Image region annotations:
= = =
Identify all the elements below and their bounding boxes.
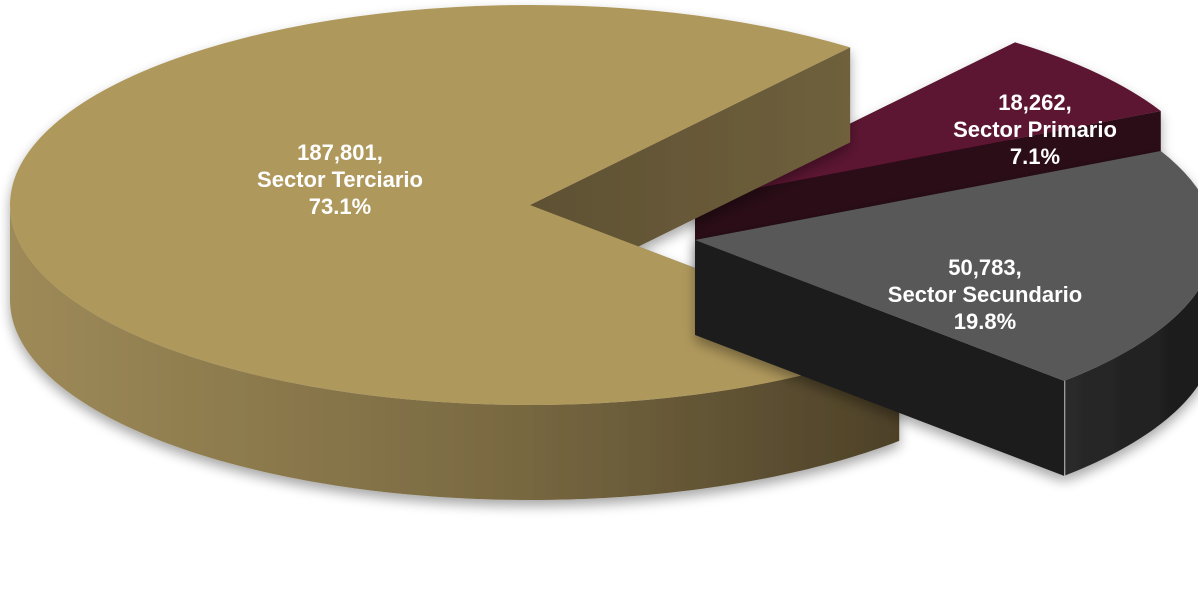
slice-wall <box>695 240 1065 476</box>
data-label-sector-terciario: 187,801, Sector Terciario 73.1% <box>257 140 423 219</box>
slice-top <box>10 5 900 406</box>
slice-side <box>1065 290 1198 476</box>
slice-side <box>10 205 900 500</box>
slice-sector-secundario <box>695 151 1198 476</box>
data-label-sector-secundario: 50,783, Sector Secundario 19.8% <box>888 255 1082 334</box>
slice-top <box>695 151 1198 381</box>
slices-layer <box>10 5 1198 500</box>
labels-layer: 18,262, Sector Primario 7.1% 50,783, Sector … <box>257 90 1117 334</box>
data-label-sector-primario: 18,262, Sector Primario 7.1% <box>953 90 1117 169</box>
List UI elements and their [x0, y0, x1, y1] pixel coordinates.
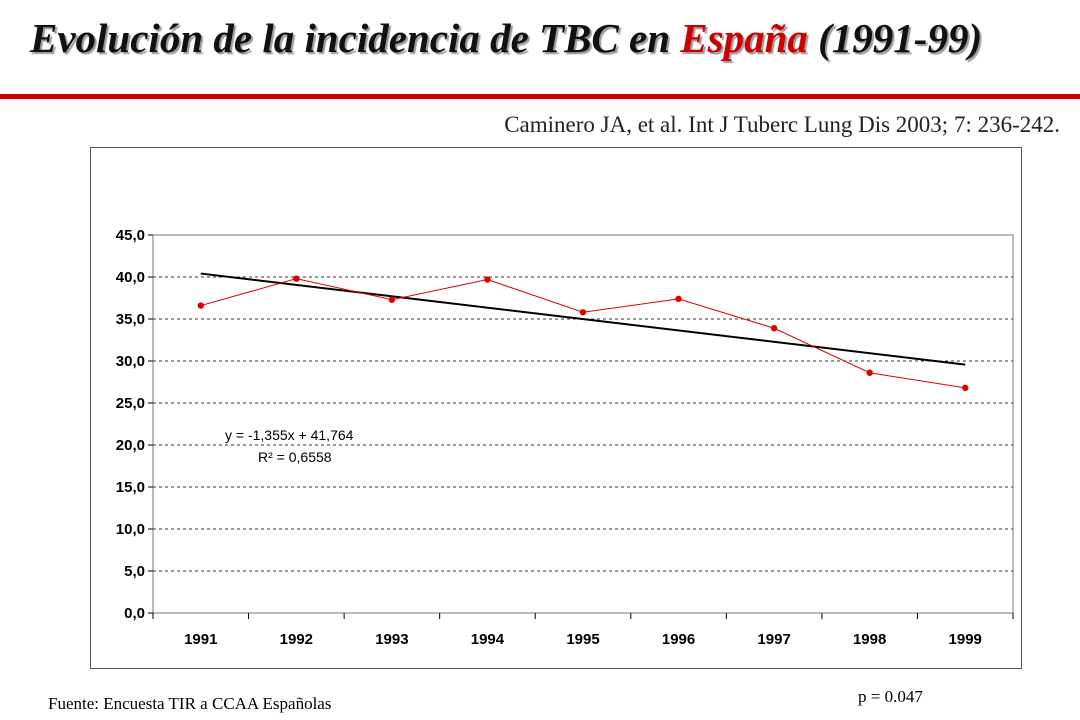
- axis-layer: 0,0 5,0 10,0 15,0 20,0 25,0 30,0 35,0 40,0 45,0 19…: [116, 227, 1014, 648]
- y-tick-label: 0,0: [124, 605, 145, 622]
- title-text-pre: Evolución de la incidencia de TBC en: [30, 15, 681, 61]
- y-tick-label: 30,0: [116, 353, 145, 370]
- title-highlight: España: [680, 15, 808, 61]
- citation: Caminero JA, et al. Int J Tuberc Lung Di…: [504, 112, 1060, 137]
- trendline-r2: R² = 0,6558: [258, 449, 332, 465]
- x-tick-label: 1999: [949, 631, 982, 648]
- source-note: Fuente: Encuesta TIR a CCAA Españolas: [48, 694, 332, 713]
- y-tick-label: 5,0: [124, 563, 145, 580]
- y-tick-label: 45,0: [116, 227, 145, 244]
- x-tick-label: 1994: [471, 631, 505, 648]
- data-point: [293, 275, 300, 282]
- data-point: [579, 309, 587, 316]
- grid-layer: [153, 276, 1013, 572]
- x-tick-label: 1993: [375, 631, 408, 648]
- x-tick-label: 1991: [184, 631, 217, 648]
- y-tick-label: 40,0: [116, 269, 145, 286]
- x-tick-label: 1995: [566, 631, 599, 648]
- data-point: [484, 276, 491, 283]
- series-layer: [197, 275, 969, 392]
- x-tick-label: 1997: [757, 631, 790, 648]
- trendline: [200, 272, 966, 366]
- y-tick-label: 20,0: [116, 437, 145, 454]
- x-tick-label: 1996: [662, 631, 695, 648]
- title-divider: [0, 94, 1080, 99]
- page-title: Evolución de la incidencia de TBC en Esp…: [30, 14, 982, 62]
- data-point: [388, 296, 396, 303]
- plot-area-border: [152, 234, 1014, 614]
- data-point: [962, 384, 969, 392]
- x-tick-label: 1998: [853, 631, 886, 648]
- data-point: [770, 325, 778, 332]
- y-tick-label: 35,0: [116, 311, 145, 328]
- p-value: p = 0.047: [858, 687, 923, 706]
- y-tick-label: 10,0: [116, 521, 145, 538]
- trendline-equation: y = -1,355x + 41,764: [225, 427, 354, 443]
- incidence-chart: 0,0 5,0 10,0 15,0 20,0 25,0 30,0 35,0 40,0 45,0 19…: [116, 227, 1014, 648]
- data-point: [675, 295, 682, 303]
- trend-layer: [200, 272, 966, 366]
- series-line: [200, 278, 966, 389]
- chart-frame: 0,0 5,0 10,0 15,0 20,0 25,0 30,0 35,0 40,0 45,0 19…: [90, 147, 1022, 669]
- data-point: [866, 369, 873, 376]
- data-point: [197, 302, 204, 309]
- title-text-post: (1991-99): [807, 15, 983, 61]
- x-tick-label: 1992: [280, 631, 313, 648]
- y-tick-label: 25,0: [116, 395, 145, 412]
- y-tick-label: 15,0: [116, 479, 145, 496]
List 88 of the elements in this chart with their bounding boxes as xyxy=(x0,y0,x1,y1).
= = =
Reproduce every line of the items above word for word, omitting the pictures.

● Answer to the problem
Identify all the elements below and their bounding boxes.
slice-wall <box>695 240 1065 476</box>
data-label-sector-terciario: 187,801, Sector Terciario 73.1% <box>257 140 423 219</box>
slice-top <box>10 5 900 406</box>
slice-side <box>1065 290 1198 476</box>
slice-side <box>10 205 900 500</box>
slice-sector-secundario <box>695 151 1198 476</box>
data-label-sector-secundario: 50,783, Sector Secundario 19.8% <box>888 255 1082 334</box>
slice-top <box>695 151 1198 381</box>
slices-layer <box>10 5 1198 500</box>
labels-layer: 18,262, Sector Primario 7.1% 50,783, Sector … <box>257 90 1117 334</box>
data-label-sector-primario: 18,262, Sector Primario 7.1% <box>953 90 1117 169</box>
List UI elements and their [x0, y0, x1, y1] pixel coordinates.
- axis-layer: 0,0 5,0 10,0 15,0 20,0 25,0 30,0 35,0 40,0 45,0 19…: [116, 227, 1014, 648]
- y-tick-label: 0,0: [124, 605, 145, 622]
- title-text-pre: Evolución de la incidencia de TBC en: [30, 15, 681, 61]
- y-tick-label: 30,0: [116, 353, 145, 370]
- title-highlight: España: [680, 15, 808, 61]
- citation: Caminero JA, et al. Int J Tuberc Lung Di…: [504, 112, 1060, 137]
- trendline-r2: R² = 0,6558: [258, 449, 332, 465]
- x-tick-label: 1999: [949, 631, 982, 648]
- source-note: Fuente: Encuesta TIR a CCAA Españolas: [48, 694, 332, 713]
- y-tick-label: 5,0: [124, 563, 145, 580]
- y-tick-label: 45,0: [116, 227, 145, 244]
- x-tick-label: 1994: [471, 631, 505, 648]
- data-point: [293, 275, 300, 282]
- data-point: [579, 309, 587, 316]
- grid-layer: [153, 276, 1013, 572]
- x-tick-label: 1993: [375, 631, 408, 648]
- x-tick-label: 1991: [184, 631, 217, 648]
- y-tick-label: 40,0: [116, 269, 145, 286]
- x-tick-label: 1995: [566, 631, 599, 648]
- data-point: [484, 276, 491, 283]
- series-layer: [197, 275, 969, 392]
- x-tick-label: 1997: [757, 631, 790, 648]
- trendline: [200, 272, 966, 366]
- y-tick-label: 20,0: [116, 437, 145, 454]
- x-tick-label: 1996: [662, 631, 695, 648]
- title-divider: [0, 94, 1080, 99]
- page-title: Evolución de la incidencia de TBC en Esp…: [30, 14, 982, 62]
- data-point: [388, 296, 396, 303]
- plot-area-border: [152, 234, 1014, 614]
- data-point: [962, 384, 969, 392]
- x-tick-label: 1998: [853, 631, 886, 648]
- data-point: [770, 325, 778, 332]
- y-tick-label: 35,0: [116, 311, 145, 328]
- p-value: p = 0.047: [858, 687, 923, 706]
- y-tick-label: 10,0: [116, 521, 145, 538]
- trendline-equation: y = -1,355x + 41,764: [225, 427, 354, 443]
- incidence-chart: 0,0 5,0 10,0 15,0 20,0 25,0 30,0 35,0 40,0 45,0 19…: [116, 227, 1014, 648]
- data-point: [675, 295, 682, 303]
- trend-layer: [200, 272, 966, 366]
- series-line: [200, 278, 966, 389]
- chart-frame: 0,0 5,0 10,0 15,0 20,0 25,0 30,0 35,0 40,0 45,0 19…: [90, 147, 1022, 669]
- data-point: [866, 369, 873, 376]
- data-point: [197, 302, 204, 309]
- title-text-post: (1991-99): [807, 15, 983, 61]
- x-tick-label: 1992: [280, 631, 313, 648]
- y-tick-label: 25,0: [116, 395, 145, 412]
- y-tick-label: 15,0: [116, 479, 145, 496]
List 88 of the elements in this chart with their bounding boxes as xyxy=(x0,y0,x1,y1).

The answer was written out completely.